Data entries:
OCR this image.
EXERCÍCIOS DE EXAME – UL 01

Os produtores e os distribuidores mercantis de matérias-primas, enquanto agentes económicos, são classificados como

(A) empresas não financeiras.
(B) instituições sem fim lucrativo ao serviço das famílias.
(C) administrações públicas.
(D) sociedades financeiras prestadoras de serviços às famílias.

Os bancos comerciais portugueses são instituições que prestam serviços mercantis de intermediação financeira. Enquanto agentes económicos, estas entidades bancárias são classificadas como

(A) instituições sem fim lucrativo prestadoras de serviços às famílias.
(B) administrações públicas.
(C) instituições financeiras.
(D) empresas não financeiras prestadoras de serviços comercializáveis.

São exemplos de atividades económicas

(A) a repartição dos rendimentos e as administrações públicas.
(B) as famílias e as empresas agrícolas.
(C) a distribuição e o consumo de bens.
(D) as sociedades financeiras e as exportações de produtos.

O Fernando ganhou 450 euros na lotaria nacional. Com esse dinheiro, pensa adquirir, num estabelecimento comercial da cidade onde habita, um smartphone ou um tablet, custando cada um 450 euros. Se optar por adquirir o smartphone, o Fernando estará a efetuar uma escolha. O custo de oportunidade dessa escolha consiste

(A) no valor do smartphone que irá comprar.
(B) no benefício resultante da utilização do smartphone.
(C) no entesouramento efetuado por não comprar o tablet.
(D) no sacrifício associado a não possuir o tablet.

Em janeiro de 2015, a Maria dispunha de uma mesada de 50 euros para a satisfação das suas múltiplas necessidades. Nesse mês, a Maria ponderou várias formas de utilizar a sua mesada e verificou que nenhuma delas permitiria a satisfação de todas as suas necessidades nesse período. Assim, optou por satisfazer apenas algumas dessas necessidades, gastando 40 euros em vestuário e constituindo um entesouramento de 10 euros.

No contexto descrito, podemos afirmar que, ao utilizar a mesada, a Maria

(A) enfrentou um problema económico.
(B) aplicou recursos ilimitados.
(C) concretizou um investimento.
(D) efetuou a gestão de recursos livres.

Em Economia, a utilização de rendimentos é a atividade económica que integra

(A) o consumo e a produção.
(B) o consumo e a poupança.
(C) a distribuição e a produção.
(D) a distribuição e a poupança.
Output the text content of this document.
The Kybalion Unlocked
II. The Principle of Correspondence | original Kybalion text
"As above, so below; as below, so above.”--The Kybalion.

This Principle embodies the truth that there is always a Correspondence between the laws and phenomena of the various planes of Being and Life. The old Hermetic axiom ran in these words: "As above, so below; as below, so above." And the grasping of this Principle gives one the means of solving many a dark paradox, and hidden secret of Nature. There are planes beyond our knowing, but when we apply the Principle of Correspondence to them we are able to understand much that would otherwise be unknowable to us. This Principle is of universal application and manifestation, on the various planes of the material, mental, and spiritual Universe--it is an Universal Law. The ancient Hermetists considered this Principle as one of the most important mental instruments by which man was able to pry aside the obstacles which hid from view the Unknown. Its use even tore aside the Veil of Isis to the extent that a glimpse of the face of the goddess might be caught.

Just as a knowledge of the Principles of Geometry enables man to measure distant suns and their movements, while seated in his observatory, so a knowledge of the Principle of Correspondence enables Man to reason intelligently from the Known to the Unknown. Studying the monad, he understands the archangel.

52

▸ TASK TO COMPLETE: Return all of the data word for word.

▸ WRITTEN SOLUTION:
OCR this image.
EXERCÍCIOS DE EXAME – UL 01

Os produtores e os distribuidores mercantis de matérias-primas, enquanto agentes económicos, são classificados como

(A) empresas não financeiras.
(B) instituições sem fim lucrativo ao serviço das famílias.
(C) administrações públicas.
(D) sociedades financeiras prestadoras de serviços às famílias.

Os bancos comerciais portugueses são instituições que prestam serviços mercantis de intermediação financeira. Enquanto agentes económicos, estas entidades bancárias são classificadas como

(A) instituições sem fim lucrativo prestadoras de serviços às famílias.
(B) administrações públicas.
(C) instituições financeiras.
(D) empresas não financeiras prestadoras de serviços comercializáveis.

São exemplos de atividades económicas

(A) a repartição dos rendimentos e as administrações públicas.
(B) as famílias e as empresas agrícolas.
(C) a distribuição e o consumo de bens.
(D) as sociedades financeiras e as exportações de produtos.

O Fernando ganhou 450 euros na lotaria nacional. Com esse dinheiro, pensa adquirir, num estabelecimento comercial da cidade onde habita, um smartphone ou um tablet, custando cada um 450 euros. Se optar por adquirir o smartphone, o Fernando estará a efetuar uma escolha. O custo de oportunidade dessa escolha consiste

(A) no valor do smartphone que irá comprar.
(B) no benefício resultante da utilização do smartphone.
(C) no entesouramento efetuado por não comprar o tablet.
(D) no sacrifício associado a não possuir o tablet.

Em janeiro de 2015, a Maria dispunha de uma mesada de 50 euros para a satisfação das suas múltiplas necessidades. Nesse mês, a Maria ponderou várias formas de utilizar a sua mesada e verificou que nenhuma delas permitiria a satisfação de todas as suas necessidades nesse período. Assim, optou por satisfazer apenas algumas dessas necessidades, gastando 40 euros em vestuário e constituindo um entesouramento de 10 euros.

No contexto descrito, podemos afirmar que, ao utilizar a mesada, a Maria

(A) enfrentou um problema económico.
(B) aplicou recursos ilimitados.
(C) concretizou um investimento.
(D) efetuou a gestão de recursos livres.

Em Economia, a utilização de rendimentos é a atividade económica que integra

(A) o consumo e a produção.
(B) o consumo e a poupança.
(C) a distribuição e a produção.
(D) a distribuição e a poupança.
Output the text content of this document.
The Kybalion Unlocked
II. The Principle of Correspondence | original Kybalion text
"As above, so below; as below, so above.”--The Kybalion.

This Principle embodies the truth that there is always a Correspondence between the laws and phenomena of the various planes of Being and Life. The old Hermetic axiom ran in these words: "As above, so below; as below, so above." And the grasping of this Principle gives one the means of solving many a dark paradox, and hidden secret of Nature. There are planes beyond our knowing, but when we apply the Principle of Correspondence to them we are able to understand much that would otherwise be unknowable to us. This Principle is of universal application and manifestation, on the various planes of the material, mental, and spiritual Universe--it is an Universal Law. The ancient Hermetists considered this Principle as one of the most important mental instruments by which man was able to pry aside the obstacles which hid from view the Unknown. Its use even tore aside the Veil of Isis to the extent that a glimpse of the face of the goddess might be caught.

Just as a knowledge of the Principles of Geometry enables man to measure distant suns and their movements, while seated in his observatory, so a knowledge of the Principle of Correspondence enables Man to reason intelligently from the Known to the Unknown. Studying the monad, he understands the archangel.

52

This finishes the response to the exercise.